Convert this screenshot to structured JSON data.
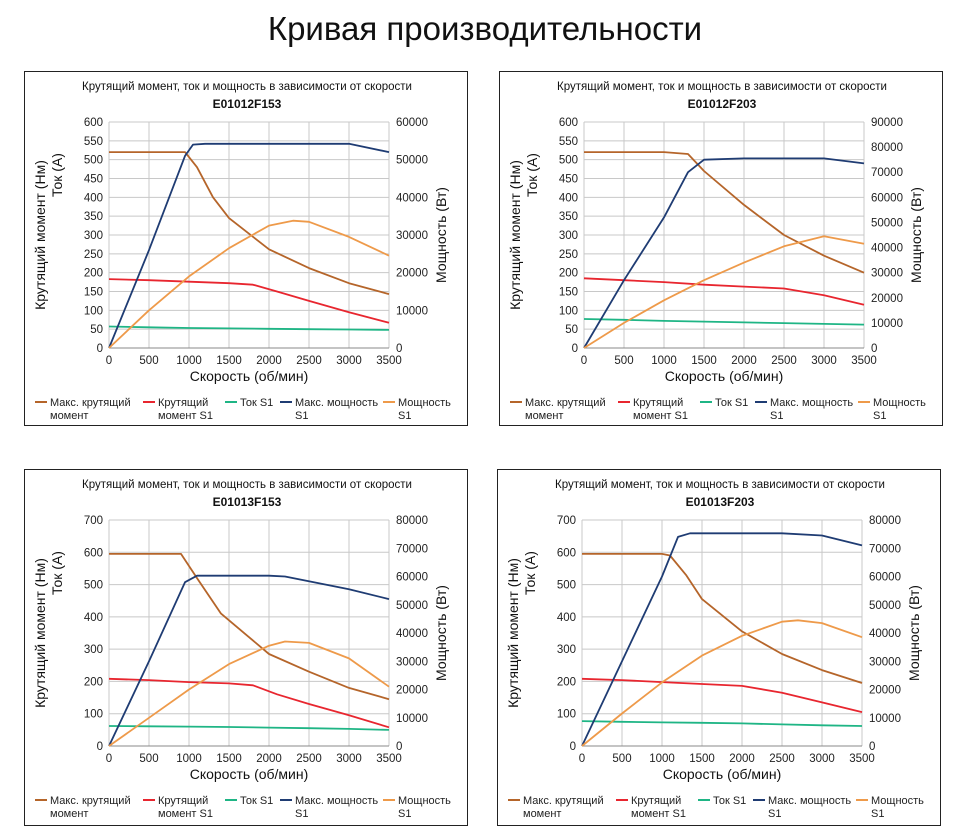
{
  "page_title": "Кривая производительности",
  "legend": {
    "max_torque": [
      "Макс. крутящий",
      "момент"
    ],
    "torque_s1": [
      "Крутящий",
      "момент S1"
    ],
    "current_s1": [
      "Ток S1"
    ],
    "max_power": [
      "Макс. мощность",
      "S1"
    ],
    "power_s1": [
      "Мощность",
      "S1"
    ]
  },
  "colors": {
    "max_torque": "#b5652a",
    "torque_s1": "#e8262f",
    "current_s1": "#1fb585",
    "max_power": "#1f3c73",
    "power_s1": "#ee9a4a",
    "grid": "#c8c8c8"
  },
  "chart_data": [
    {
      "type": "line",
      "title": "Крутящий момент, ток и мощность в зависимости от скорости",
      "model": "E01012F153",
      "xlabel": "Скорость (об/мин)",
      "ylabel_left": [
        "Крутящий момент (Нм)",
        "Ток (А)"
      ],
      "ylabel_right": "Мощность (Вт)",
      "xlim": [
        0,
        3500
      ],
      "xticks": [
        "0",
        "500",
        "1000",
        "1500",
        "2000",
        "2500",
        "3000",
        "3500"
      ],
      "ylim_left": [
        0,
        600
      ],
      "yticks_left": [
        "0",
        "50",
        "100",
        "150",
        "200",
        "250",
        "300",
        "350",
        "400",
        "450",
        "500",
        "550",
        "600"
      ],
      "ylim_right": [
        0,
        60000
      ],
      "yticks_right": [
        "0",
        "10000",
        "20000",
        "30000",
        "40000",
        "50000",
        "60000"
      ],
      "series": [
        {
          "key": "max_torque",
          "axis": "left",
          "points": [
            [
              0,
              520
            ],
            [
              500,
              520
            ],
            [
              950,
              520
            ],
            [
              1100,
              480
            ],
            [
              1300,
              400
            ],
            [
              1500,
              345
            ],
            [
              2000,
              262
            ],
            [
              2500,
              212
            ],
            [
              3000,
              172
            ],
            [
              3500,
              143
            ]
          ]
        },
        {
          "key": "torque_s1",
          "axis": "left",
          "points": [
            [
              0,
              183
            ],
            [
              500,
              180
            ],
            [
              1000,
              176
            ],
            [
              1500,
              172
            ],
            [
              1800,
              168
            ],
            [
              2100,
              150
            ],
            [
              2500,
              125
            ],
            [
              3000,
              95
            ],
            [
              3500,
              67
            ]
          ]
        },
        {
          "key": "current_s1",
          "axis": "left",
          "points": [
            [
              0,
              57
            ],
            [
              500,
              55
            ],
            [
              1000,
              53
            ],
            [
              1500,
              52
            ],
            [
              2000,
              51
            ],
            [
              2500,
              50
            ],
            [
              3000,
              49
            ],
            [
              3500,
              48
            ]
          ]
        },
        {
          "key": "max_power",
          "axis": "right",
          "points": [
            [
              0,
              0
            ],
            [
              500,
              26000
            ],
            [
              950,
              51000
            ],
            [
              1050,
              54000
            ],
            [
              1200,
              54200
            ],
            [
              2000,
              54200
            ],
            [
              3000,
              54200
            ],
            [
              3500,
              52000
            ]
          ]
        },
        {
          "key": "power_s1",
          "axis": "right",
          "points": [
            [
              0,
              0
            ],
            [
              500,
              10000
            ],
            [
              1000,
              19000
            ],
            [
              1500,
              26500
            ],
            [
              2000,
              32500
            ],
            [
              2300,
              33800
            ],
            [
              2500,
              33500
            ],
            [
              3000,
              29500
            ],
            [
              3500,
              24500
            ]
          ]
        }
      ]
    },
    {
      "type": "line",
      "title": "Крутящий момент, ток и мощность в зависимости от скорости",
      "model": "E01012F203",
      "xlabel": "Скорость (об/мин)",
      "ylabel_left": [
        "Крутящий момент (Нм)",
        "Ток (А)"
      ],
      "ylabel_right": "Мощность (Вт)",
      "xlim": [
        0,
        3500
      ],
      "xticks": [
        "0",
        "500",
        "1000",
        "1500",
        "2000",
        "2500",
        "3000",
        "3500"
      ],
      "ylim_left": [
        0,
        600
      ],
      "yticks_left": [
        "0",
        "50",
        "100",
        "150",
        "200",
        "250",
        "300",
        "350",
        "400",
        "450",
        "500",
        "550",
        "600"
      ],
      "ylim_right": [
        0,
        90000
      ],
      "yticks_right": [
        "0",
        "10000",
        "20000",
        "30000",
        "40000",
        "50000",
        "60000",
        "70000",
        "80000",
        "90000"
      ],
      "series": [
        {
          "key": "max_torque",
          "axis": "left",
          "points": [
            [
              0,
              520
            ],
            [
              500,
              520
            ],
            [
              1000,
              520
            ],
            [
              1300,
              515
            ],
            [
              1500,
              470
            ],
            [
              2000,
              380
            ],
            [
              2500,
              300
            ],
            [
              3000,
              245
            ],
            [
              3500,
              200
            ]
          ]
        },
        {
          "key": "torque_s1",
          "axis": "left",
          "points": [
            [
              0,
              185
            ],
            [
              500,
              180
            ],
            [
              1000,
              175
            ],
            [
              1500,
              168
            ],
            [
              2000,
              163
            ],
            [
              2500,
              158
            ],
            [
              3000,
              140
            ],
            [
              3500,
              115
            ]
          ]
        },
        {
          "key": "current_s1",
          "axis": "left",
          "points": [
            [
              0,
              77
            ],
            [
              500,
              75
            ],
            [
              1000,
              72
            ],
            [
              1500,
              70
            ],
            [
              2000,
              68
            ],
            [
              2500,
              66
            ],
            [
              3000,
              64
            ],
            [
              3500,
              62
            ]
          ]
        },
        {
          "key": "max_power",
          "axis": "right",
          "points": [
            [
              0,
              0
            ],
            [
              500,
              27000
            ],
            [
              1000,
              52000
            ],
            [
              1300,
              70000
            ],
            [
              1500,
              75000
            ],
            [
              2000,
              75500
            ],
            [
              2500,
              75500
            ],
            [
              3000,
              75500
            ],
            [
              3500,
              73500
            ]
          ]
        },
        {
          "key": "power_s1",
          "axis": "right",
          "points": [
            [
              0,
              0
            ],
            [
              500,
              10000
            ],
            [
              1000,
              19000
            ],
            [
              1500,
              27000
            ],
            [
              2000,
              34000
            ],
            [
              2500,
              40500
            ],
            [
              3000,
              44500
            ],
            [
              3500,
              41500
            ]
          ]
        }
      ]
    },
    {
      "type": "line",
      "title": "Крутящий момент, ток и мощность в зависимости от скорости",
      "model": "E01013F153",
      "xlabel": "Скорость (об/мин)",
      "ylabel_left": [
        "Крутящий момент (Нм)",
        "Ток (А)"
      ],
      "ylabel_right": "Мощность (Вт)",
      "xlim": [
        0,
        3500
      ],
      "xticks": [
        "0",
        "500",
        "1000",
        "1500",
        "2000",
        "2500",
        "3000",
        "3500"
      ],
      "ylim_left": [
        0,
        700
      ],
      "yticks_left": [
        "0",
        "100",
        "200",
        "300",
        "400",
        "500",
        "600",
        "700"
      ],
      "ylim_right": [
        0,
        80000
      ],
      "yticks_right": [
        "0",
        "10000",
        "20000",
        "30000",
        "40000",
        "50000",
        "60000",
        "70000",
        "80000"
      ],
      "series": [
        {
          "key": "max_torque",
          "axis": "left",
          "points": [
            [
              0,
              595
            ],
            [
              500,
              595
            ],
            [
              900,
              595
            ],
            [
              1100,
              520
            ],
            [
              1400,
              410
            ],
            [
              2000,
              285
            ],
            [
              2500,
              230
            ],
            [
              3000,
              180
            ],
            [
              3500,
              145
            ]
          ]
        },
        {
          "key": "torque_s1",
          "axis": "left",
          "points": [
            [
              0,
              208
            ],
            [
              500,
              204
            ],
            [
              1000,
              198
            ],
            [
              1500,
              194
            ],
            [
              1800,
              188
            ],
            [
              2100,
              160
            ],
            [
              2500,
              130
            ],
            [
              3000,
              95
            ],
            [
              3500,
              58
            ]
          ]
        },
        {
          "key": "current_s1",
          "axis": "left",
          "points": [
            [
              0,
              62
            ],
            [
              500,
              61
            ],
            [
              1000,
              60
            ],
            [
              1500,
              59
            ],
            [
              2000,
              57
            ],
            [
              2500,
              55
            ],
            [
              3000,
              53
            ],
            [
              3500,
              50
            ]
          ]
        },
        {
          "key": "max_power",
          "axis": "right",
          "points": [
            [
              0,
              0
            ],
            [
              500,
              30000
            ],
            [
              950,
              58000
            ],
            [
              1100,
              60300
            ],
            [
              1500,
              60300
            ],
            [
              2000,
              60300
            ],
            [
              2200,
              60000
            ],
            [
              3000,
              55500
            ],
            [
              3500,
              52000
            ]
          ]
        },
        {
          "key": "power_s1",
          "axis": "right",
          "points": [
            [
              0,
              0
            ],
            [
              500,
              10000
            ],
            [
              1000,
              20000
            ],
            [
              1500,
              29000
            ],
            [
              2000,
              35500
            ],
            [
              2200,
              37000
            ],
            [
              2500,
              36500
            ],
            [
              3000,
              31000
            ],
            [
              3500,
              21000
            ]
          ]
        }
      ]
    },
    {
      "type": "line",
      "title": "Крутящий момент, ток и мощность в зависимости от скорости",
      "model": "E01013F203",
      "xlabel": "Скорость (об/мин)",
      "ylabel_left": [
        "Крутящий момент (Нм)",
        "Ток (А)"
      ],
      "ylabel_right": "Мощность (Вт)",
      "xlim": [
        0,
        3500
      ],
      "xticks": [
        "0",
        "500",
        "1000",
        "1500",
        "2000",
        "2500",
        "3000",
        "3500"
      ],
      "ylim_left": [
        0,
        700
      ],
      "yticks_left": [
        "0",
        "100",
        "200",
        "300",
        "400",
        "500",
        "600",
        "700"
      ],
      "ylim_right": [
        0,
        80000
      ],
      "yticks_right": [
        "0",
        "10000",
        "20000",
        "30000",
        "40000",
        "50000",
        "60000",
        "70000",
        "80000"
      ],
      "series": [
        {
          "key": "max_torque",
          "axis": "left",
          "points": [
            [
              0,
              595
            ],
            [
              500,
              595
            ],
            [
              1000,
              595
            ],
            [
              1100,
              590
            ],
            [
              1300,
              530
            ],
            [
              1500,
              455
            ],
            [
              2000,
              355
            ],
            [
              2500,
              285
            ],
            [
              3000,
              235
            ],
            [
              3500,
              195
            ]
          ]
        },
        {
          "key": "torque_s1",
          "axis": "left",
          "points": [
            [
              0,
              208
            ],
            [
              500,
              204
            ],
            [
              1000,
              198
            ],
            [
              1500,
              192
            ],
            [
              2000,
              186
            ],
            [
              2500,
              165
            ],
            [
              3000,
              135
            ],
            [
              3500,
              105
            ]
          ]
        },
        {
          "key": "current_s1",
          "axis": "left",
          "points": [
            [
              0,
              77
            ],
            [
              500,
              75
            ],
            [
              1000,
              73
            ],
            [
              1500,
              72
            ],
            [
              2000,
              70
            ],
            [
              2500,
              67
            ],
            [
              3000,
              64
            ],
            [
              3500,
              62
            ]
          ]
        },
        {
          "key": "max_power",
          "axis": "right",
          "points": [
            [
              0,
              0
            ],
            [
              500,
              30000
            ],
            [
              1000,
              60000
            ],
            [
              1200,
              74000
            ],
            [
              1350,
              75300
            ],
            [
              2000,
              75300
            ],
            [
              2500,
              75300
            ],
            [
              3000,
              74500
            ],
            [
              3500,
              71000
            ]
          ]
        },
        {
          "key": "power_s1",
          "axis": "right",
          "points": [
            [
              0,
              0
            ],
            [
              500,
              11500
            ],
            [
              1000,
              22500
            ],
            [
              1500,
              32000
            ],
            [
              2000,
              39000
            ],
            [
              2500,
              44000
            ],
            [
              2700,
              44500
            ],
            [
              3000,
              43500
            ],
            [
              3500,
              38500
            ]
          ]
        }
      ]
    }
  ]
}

============================================================

→ **The problem**
State only the number of lines in these entries that contain "model".

→ **Task solution**
4